<<<<

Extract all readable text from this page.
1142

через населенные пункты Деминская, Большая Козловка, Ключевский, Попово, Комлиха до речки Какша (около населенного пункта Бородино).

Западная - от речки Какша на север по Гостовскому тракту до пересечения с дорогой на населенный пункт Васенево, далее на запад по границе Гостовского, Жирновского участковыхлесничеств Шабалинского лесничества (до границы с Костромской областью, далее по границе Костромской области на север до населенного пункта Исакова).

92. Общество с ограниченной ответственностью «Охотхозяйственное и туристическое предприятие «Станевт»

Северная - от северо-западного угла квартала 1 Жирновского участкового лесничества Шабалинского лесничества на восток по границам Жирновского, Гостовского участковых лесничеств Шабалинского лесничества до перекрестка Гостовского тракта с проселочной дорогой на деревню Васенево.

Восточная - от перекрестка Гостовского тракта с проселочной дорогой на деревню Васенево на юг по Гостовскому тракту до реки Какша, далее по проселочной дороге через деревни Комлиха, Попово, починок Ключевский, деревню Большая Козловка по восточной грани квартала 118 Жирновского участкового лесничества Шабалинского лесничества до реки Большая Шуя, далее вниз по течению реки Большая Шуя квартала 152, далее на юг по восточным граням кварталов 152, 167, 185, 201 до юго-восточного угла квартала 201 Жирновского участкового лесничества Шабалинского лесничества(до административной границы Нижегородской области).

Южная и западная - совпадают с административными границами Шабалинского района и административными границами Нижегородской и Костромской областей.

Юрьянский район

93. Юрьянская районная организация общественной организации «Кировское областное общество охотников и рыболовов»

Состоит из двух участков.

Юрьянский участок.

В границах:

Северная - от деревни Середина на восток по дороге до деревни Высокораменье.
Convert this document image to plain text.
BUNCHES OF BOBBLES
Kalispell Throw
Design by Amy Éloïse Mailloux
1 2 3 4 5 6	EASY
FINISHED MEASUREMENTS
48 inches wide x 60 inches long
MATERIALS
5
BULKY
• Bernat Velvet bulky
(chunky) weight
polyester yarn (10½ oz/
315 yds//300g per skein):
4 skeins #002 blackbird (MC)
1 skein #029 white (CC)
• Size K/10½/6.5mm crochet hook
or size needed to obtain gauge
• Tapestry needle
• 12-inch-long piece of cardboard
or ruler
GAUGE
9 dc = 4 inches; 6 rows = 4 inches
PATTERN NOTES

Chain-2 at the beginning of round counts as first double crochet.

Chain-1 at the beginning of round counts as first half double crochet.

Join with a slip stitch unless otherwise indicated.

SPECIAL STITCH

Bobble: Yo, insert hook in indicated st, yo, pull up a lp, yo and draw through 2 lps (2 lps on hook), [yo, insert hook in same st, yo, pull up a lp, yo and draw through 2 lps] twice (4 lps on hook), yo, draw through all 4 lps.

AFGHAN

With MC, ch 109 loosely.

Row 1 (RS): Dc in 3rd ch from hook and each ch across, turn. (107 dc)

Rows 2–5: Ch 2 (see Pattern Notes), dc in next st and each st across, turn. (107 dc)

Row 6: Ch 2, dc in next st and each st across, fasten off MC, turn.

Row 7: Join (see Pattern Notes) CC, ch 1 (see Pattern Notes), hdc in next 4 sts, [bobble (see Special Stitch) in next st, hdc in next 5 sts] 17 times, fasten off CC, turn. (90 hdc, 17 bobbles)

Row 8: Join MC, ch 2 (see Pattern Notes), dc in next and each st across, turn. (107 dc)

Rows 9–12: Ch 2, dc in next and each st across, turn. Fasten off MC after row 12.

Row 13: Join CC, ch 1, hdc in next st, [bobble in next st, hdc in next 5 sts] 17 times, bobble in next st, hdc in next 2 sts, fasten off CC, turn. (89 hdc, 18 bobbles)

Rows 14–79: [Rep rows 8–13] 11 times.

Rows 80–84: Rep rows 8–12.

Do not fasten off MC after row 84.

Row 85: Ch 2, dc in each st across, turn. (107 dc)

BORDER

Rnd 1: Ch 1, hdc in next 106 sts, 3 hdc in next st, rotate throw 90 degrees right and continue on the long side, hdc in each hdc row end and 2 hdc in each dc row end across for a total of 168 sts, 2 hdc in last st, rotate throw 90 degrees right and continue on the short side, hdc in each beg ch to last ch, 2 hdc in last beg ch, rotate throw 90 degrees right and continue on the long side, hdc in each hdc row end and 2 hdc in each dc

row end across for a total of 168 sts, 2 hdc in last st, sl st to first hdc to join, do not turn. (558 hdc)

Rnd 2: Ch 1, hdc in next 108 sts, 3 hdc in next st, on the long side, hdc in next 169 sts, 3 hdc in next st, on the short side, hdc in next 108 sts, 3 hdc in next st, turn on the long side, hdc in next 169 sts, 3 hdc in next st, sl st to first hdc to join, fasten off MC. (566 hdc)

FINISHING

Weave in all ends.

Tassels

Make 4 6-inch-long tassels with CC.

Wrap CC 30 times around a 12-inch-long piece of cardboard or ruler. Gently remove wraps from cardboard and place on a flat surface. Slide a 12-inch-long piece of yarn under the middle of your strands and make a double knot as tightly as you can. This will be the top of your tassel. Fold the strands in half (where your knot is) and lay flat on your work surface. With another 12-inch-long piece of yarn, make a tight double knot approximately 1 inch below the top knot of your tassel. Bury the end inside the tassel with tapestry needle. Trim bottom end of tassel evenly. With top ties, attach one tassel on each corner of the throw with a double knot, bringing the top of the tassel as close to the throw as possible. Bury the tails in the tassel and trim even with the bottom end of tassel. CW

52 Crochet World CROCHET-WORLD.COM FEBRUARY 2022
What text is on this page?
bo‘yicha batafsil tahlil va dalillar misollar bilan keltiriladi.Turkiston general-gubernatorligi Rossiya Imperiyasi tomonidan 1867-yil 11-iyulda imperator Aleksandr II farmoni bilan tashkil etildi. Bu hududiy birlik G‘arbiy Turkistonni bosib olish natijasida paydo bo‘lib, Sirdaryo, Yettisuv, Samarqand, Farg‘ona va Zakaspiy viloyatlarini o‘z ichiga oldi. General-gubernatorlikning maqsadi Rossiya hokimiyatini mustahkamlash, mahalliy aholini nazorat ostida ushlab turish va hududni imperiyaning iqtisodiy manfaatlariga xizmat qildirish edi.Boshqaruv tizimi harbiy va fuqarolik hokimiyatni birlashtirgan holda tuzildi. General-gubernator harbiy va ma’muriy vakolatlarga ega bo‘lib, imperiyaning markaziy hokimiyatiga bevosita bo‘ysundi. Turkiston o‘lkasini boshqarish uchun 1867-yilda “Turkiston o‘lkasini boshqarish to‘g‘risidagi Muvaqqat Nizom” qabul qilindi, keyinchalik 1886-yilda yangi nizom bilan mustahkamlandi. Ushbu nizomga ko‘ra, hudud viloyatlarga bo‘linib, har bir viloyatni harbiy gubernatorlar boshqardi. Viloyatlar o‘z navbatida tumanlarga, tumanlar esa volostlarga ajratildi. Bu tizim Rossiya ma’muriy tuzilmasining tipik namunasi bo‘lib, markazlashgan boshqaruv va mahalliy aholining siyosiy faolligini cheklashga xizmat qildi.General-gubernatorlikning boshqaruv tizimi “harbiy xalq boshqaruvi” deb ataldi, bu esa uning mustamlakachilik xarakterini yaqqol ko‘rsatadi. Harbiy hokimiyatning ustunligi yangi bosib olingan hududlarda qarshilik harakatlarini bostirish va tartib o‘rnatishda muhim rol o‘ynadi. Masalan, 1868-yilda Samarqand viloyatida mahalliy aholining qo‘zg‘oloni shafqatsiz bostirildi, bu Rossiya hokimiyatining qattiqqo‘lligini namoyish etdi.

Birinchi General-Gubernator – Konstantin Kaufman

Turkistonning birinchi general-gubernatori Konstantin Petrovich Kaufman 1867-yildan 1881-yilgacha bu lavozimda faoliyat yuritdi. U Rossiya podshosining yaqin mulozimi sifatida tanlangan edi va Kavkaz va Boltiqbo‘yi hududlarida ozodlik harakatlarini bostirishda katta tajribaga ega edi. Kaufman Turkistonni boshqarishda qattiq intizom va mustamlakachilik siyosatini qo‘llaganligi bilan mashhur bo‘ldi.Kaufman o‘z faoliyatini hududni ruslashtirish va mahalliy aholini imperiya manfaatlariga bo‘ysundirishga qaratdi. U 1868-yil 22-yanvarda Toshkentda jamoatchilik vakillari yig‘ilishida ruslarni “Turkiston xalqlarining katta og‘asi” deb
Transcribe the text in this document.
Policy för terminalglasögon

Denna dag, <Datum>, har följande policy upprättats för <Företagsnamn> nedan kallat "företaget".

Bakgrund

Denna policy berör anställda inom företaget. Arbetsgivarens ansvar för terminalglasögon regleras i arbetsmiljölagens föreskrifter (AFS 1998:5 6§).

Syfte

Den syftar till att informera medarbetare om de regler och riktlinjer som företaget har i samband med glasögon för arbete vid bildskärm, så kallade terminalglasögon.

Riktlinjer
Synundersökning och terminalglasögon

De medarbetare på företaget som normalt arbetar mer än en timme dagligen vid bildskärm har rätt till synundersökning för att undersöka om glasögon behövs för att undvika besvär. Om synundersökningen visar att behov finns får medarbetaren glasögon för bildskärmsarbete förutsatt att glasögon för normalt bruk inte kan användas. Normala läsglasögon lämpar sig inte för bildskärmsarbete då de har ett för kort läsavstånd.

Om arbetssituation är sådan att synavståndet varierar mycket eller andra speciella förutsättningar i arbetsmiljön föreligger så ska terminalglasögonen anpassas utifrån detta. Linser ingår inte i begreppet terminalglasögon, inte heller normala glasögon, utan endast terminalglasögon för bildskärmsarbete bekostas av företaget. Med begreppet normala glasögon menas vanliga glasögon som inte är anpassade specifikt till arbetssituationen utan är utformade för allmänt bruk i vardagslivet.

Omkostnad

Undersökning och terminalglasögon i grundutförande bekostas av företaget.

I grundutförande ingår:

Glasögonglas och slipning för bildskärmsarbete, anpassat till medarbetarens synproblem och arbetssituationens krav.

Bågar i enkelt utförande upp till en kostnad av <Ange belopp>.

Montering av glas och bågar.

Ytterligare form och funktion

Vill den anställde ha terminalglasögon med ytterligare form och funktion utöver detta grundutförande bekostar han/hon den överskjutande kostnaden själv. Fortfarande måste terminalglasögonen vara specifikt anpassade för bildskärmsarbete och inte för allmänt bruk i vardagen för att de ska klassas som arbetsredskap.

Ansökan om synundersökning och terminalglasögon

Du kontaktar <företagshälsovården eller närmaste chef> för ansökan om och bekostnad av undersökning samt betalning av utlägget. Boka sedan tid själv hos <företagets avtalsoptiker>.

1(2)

>>>>

Stated goal
Find every line that holds "page" and copy it.

Response to this exercise
Extract all readable text from this page.
What text is on this page?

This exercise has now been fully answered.